Material:
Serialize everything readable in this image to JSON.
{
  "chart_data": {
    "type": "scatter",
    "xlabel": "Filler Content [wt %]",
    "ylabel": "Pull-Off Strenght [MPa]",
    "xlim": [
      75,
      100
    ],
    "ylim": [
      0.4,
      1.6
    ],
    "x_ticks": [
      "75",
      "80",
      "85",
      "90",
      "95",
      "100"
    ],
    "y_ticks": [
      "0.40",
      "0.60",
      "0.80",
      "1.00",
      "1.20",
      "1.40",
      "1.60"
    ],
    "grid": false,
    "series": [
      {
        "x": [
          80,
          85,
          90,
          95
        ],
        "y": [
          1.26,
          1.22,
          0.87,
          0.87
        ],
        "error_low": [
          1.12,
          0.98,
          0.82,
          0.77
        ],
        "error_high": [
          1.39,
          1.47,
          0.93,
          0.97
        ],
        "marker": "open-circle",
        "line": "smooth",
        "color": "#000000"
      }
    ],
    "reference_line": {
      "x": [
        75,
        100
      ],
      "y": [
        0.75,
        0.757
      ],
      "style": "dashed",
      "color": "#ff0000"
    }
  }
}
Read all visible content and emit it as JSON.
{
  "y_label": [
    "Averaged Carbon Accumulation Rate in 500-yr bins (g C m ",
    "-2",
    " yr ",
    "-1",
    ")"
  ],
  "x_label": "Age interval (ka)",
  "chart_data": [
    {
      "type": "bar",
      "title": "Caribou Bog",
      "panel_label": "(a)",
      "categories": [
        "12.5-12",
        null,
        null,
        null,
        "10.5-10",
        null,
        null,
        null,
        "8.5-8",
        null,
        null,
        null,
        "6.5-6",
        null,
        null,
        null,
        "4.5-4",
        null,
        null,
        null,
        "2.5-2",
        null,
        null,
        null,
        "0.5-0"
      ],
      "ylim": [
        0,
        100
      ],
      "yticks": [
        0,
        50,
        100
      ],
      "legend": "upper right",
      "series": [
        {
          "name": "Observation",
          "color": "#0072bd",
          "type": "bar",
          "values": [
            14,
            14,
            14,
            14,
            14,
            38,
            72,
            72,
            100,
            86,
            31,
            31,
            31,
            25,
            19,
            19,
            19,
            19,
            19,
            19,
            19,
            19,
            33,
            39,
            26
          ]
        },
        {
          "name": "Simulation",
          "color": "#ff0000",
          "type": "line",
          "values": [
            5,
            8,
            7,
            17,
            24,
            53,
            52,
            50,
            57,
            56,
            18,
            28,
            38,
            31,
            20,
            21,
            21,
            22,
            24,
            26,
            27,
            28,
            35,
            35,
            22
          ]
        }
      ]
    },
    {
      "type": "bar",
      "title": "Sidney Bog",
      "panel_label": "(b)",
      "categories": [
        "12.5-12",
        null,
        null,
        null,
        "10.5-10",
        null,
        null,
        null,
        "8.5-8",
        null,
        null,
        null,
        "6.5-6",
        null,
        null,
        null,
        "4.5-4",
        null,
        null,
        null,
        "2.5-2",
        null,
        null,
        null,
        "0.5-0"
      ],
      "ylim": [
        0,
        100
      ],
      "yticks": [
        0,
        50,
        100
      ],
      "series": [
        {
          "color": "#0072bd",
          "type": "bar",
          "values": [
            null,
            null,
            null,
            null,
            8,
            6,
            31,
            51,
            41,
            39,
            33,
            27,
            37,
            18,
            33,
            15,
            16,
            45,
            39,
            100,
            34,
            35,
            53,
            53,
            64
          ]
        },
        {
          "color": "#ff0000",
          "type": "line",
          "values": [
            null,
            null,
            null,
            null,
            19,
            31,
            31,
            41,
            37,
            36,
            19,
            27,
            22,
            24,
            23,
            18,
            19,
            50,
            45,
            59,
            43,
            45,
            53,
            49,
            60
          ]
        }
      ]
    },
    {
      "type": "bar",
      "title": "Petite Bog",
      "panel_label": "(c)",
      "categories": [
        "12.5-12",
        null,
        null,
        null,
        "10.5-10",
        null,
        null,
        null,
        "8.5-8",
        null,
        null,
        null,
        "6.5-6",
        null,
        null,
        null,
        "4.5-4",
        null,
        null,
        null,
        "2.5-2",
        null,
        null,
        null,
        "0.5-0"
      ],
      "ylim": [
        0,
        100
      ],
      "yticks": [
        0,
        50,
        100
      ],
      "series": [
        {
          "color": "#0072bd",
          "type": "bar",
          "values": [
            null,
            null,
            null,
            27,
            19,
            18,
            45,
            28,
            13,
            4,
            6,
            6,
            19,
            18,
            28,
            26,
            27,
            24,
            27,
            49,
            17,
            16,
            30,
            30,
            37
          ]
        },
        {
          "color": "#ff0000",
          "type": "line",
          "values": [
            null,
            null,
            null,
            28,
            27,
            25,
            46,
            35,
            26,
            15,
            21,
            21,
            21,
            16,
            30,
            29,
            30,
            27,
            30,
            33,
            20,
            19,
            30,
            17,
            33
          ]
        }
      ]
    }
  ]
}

Written instruction:
The listing above must be transcribed exactly, line by line.

Response to the task:
Serialize everything readable in this image to JSON.
{
  "chart_data": {
    "type": "scatter",
    "xlabel": "Filler Content [wt %]",
    "ylabel": "Pull-Off Strenght [MPa]",
    "xlim": [
      75,
      100
    ],
    "ylim": [
      0.4,
      1.6
    ],
    "x_ticks": [
      "75",
      "80",
      "85",
      "90",
      "95",
      "100"
    ],
    "y_ticks": [
      "0.40",
      "0.60",
      "0.80",
      "1.00",
      "1.20",
      "1.40",
      "1.60"
    ],
    "grid": false,
    "series": [
      {
        "x": [
          80,
          85,
          90,
          95
        ],
        "y": [
          1.26,
          1.22,
          0.87,
          0.87
        ],
        "error_low": [
          1.12,
          0.98,
          0.82,
          0.77
        ],
        "error_high": [
          1.39,
          1.47,
          0.93,
          0.97
        ],
        "marker": "open-circle",
        "line": "smooth",
        "color": "#000000"
      }
    ],
    "reference_line": {
      "x": [
        75,
        100
      ],
      "y": [
        0.75,
        0.757
      ],
      "style": "dashed",
      "color": "#ff0000"
    }
  }
}
Read all visible content and emit it as JSON.
{
  "y_label": [
    "Averaged Carbon Accumulation Rate in 500-yr bins (g C m ",
    "-2",
    " yr ",
    "-1",
    ")"
  ],
  "x_label": "Age interval (ka)",
  "chart_data": [
    {
      "type": "bar",
      "title": "Caribou Bog",
      "panel_label": "(a)",
      "categories": [
        "12.5-12",
        null,
        null,
        null,
        "10.5-10",
        null,
        null,
        null,
        "8.5-8",
        null,
        null,
        null,
        "6.5-6",
        null,
        null,
        null,
        "4.5-4",
        null,
        null,
        null,
        "2.5-2",
        null,
        null,
        null,
        "0.5-0"
      ],
      "ylim": [
        0,
        100
      ],
      "yticks": [
        0,
        50,
        100
      ],
      "legend": "upper right",
      "series": [
        {
          "name": "Observation",
          "color": "#0072bd",
          "type": "bar",
          "values": [
            14,
            14,
            14,
            14,
            14,
            38,
            72,
            72,
            100,
            86,
            31,
            31,
            31,
            25,
            19,
            19,
            19,
            19,
            19,
            19,
            19,
            19,
            33,
            39,
            26
          ]
        },
        {
          "name": "Simulation",
          "color": "#ff0000",
          "type": "line",
          "values": [
            5,
            8,
            7,
            17,
            24,
            53,
            52,
            50,
            57,
            56,
            18,
            28,
            38,
            31,
            20,
            21,
            21,
            22,
            24,
            26,
            27,
            28,
            35,
            35,
            22
          ]
        }
      ]
    },
    {
      "type": "bar",
      "title": "Sidney Bog",
      "panel_label": "(b)",
      "categories": [
        "12.5-12",
        null,
        null,
        null,
        "10.5-10",
        null,
        null,
        null,
        "8.5-8",
        null,
        null,
        null,
        "6.5-6",
        null,
        null,
        null,
        "4.5-4",
        null,
        null,
        null,
        "2.5-2",
        null,
        null,
        null,
        "0.5-0"
      ],
      "ylim": [
        0,
        100
      ],
      "yticks": [
        0,
        50,
        100
      ],
      "series": [
        {
          "color": "#0072bd",
          "type": "bar",
          "values": [
            null,
            null,
            null,
            null,
            8,
            6,
            31,
            51,
            41,
            39,
            33,
            27,
            37,
            18,
            33,
            15,
            16,
            45,
            39,
            100,
            34,
            35,
            53,
            53,
            64
          ]
        },
        {
          "color": "#ff0000",
          "type": "line",
          "values": [
            null,
            null,
            null,
            null,
            19,
            31,
            31,
            41,
            37,
            36,
            19,
            27,
            22,
            24,
            23,
            18,
            19,
            50,
            45,
            59,
            43,
            45,
            53,
            49,
            60
          ]
        }
      ]
    },
    {
      "type": "bar",
      "title": "Petite Bog",
      "panel_label": "(c)",
      "categories": [
        "12.5-12",
        null,
        null,
        null,
        "10.5-10",
        null,
        null,
        null,
        "8.5-8",
        null,
        null,
        null,
        "6.5-6",
        null,
        null,
        null,
        "4.5-4",
        null,
        null,
        null,
        "2.5-2",
        null,
        null,
        null,
        "0.5-0"
      ],
      "ylim": [
        0,
        100
      ],
      "yticks": [
        0,
        50,
        100
      ],
      "series": [
        {
          "color": "#0072bd",
          "type": "bar",
          "values": [
            null,
            null,
            null,
            27,
            19,
            18,
            45,
            28,
            13,
            4,
            6,
            6,
            19,
            18,
            28,
            26,
            27,
            24,
            27,
            49,
            17,
            16,
            30,
            30,
            37
          ]
        },
        {
          "color": "#ff0000",
          "type": "line",
          "values": [
            null,
            null,
            null,
            28,
            27,
            25,
            46,
            35,
            26,
            15,
            21,
            21,
            21,
            16,
            30,
            29,
            30,
            27,
            30,
            33,
            20,
            19,
            30,
            17,
            33
          ]
        }
      ]
    }
  ]
}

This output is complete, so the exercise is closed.